(Records contained in a dataset)
----
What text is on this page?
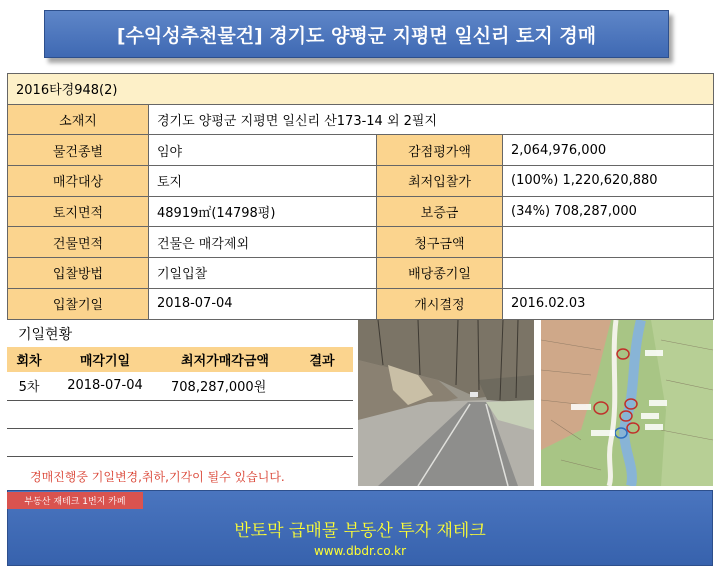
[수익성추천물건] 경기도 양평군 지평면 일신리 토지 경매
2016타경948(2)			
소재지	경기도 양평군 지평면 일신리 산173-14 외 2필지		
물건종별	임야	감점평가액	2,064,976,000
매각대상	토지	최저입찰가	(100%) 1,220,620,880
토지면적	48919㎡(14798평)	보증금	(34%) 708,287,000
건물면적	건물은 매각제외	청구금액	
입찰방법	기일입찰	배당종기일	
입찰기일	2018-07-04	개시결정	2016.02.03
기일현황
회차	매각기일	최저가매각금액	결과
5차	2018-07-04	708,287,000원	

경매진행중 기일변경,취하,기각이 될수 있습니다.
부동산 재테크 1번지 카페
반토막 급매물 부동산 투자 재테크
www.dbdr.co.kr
----
Return each line exactly as written. Any picture gets left out.

What text is on this page?
[수익성추천물건] 경기도 양평군 지평면 일신리 토지 경매
2016타경948(2)			
소재지	경기도 양평군 지평면 일신리 산173-14 외 2필지		
물건종별	임야	감점평가액	2,064,976,000
매각대상	토지	최저입찰가	(100%) 1,220,620,880
토지면적	48919㎡(14798평)	보증금	(34%) 708,287,000
건물면적	건물은 매각제외	청구금액	
입찰방법	기일입찰	배당종기일	
입찰기일	2018-07-04	개시결정	2016.02.03
기일현황
회차	매각기일	최저가매각금액	결과
5차	2018-07-04	708,287,000원	

경매진행중 기일변경,취하,기각이 될수 있습니다.
부동산 재테크 1번지 카페
반토막 급매물 부동산 투자 재테크
www.dbdr.co.kr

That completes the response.